▸ **Exercise**
Edit the items from the first line through the line containing "warning-icon bbox=[480, 183, 498, 199]", replacing "speaker-icon" with "volume-icon" and leaving everything else unchanged. Output only those lines.

▸ **Records supplied**
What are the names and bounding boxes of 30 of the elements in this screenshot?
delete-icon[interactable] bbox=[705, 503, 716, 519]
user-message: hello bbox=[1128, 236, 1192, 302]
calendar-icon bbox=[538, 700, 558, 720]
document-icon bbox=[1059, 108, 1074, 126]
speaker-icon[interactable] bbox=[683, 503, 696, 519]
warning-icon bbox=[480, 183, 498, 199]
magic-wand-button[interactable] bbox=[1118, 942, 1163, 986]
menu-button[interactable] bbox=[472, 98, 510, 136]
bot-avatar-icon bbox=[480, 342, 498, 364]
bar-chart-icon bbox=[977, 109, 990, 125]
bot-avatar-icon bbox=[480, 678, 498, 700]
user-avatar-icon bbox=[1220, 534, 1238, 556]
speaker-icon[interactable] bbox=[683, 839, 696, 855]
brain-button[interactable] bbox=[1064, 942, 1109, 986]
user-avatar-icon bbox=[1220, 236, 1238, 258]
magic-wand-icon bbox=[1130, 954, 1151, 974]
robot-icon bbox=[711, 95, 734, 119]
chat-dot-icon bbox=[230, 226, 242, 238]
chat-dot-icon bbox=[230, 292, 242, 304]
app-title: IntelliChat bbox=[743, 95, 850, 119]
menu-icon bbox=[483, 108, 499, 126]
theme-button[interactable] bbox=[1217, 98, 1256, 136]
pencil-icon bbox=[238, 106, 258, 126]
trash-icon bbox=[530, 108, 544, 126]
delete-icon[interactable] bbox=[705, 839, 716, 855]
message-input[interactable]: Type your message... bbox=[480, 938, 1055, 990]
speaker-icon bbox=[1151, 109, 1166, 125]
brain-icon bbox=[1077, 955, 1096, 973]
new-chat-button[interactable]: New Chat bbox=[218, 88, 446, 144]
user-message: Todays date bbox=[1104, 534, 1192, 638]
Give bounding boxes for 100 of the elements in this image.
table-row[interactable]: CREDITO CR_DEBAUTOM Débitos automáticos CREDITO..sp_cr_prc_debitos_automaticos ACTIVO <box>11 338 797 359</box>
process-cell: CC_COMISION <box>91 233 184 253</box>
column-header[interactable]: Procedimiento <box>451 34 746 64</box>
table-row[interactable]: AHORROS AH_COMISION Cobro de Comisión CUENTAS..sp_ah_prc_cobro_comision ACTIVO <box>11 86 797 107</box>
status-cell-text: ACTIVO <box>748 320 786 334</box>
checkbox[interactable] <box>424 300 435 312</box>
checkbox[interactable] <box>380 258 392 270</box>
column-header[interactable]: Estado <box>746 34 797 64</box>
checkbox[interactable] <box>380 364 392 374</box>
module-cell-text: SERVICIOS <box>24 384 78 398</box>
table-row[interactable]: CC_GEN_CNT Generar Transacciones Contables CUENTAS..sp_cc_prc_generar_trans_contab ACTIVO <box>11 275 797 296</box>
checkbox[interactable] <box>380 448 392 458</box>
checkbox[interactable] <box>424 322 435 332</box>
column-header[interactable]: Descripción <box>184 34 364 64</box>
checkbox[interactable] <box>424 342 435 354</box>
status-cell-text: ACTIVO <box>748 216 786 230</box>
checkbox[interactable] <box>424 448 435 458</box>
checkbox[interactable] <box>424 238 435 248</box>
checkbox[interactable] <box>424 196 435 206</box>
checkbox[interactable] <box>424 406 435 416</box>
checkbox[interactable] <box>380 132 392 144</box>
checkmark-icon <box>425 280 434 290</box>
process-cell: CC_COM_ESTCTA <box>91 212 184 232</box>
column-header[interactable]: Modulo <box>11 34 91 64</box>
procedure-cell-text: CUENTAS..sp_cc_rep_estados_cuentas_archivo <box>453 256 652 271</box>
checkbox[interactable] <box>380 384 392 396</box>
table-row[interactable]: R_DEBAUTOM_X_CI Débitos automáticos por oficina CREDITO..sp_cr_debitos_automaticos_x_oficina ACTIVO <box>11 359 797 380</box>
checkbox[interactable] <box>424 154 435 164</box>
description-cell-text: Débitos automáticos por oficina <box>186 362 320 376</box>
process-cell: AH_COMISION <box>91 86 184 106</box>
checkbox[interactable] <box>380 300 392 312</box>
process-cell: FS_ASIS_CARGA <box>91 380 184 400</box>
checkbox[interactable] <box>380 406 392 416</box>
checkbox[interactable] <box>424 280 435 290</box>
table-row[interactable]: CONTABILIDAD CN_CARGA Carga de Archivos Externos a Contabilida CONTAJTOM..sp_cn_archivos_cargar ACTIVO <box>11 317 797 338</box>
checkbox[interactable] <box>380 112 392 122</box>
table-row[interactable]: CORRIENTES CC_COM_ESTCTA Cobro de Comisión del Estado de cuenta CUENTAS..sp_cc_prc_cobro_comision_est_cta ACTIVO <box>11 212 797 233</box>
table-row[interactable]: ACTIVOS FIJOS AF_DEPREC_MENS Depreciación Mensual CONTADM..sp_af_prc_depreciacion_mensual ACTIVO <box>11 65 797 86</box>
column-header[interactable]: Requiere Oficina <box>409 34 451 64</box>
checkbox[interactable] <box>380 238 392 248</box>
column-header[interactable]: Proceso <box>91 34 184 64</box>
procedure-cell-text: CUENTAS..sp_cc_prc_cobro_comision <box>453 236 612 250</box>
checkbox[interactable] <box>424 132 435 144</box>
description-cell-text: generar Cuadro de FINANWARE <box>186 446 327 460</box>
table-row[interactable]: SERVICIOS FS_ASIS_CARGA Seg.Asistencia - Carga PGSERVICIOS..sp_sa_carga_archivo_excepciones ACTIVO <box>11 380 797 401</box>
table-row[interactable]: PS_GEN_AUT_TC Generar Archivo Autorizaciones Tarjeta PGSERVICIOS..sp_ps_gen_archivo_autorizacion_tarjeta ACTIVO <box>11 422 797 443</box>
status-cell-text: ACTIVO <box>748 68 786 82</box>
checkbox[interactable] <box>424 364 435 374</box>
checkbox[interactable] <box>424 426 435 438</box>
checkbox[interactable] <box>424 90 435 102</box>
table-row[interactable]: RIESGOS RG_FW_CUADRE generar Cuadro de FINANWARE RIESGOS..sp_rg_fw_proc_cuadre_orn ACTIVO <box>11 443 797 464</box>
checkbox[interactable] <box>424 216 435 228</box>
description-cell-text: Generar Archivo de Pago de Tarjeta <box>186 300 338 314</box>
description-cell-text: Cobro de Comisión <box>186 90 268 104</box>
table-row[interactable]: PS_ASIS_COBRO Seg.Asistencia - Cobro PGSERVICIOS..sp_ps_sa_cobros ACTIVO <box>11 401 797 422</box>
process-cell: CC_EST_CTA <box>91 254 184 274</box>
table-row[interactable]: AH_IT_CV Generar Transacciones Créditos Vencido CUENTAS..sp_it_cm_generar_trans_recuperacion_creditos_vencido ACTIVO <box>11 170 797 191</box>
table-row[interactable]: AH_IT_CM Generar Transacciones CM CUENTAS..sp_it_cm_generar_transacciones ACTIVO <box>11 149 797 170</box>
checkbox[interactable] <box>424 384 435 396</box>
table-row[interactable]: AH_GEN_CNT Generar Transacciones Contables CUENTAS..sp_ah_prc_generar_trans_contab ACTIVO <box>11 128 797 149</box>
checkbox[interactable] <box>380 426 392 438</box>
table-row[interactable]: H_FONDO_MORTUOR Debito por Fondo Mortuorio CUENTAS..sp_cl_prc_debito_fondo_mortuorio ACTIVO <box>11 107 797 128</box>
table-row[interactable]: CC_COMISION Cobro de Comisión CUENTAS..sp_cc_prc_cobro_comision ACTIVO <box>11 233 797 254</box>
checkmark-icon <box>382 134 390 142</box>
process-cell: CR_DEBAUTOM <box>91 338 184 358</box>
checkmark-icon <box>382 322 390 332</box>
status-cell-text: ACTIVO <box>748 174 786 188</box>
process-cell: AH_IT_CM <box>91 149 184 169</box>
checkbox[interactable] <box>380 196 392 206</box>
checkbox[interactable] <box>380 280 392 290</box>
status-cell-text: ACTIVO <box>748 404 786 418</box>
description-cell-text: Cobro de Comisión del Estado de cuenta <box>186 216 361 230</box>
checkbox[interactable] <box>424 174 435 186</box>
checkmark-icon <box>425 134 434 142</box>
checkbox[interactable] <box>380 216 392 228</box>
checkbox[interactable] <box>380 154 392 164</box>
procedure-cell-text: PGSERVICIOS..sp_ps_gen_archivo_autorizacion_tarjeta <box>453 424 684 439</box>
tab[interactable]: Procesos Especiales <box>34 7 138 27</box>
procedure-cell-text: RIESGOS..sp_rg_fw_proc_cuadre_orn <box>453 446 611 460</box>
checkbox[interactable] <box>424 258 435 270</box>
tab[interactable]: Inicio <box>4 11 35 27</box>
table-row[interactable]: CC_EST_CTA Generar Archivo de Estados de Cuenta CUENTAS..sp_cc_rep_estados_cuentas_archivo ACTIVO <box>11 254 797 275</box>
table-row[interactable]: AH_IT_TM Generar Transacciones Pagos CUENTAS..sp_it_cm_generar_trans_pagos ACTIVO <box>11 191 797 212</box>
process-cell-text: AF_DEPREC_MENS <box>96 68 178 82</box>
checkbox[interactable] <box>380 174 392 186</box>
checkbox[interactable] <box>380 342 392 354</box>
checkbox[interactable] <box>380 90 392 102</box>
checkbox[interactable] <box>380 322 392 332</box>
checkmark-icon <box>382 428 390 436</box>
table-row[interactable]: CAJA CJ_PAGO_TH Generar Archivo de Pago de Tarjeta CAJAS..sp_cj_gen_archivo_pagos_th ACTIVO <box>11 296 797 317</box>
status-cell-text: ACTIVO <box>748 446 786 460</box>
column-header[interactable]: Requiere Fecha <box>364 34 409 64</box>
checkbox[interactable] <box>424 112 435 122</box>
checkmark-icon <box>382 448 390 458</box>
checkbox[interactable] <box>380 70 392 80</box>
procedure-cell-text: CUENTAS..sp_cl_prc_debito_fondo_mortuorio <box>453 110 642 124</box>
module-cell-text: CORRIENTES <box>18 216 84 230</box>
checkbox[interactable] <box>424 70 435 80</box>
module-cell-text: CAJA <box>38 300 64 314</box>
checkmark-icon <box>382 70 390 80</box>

▸ **Solution to the exercise**
What are the names and bounding boxes of 30 of the elements in this screenshot?
delete-icon[interactable] bbox=[705, 503, 716, 519]
user-message: hello bbox=[1128, 236, 1192, 302]
calendar-icon bbox=[538, 700, 558, 720]
document-icon bbox=[1059, 108, 1074, 126]
volume-icon[interactable] bbox=[683, 503, 696, 519]
warning-icon bbox=[480, 183, 498, 199]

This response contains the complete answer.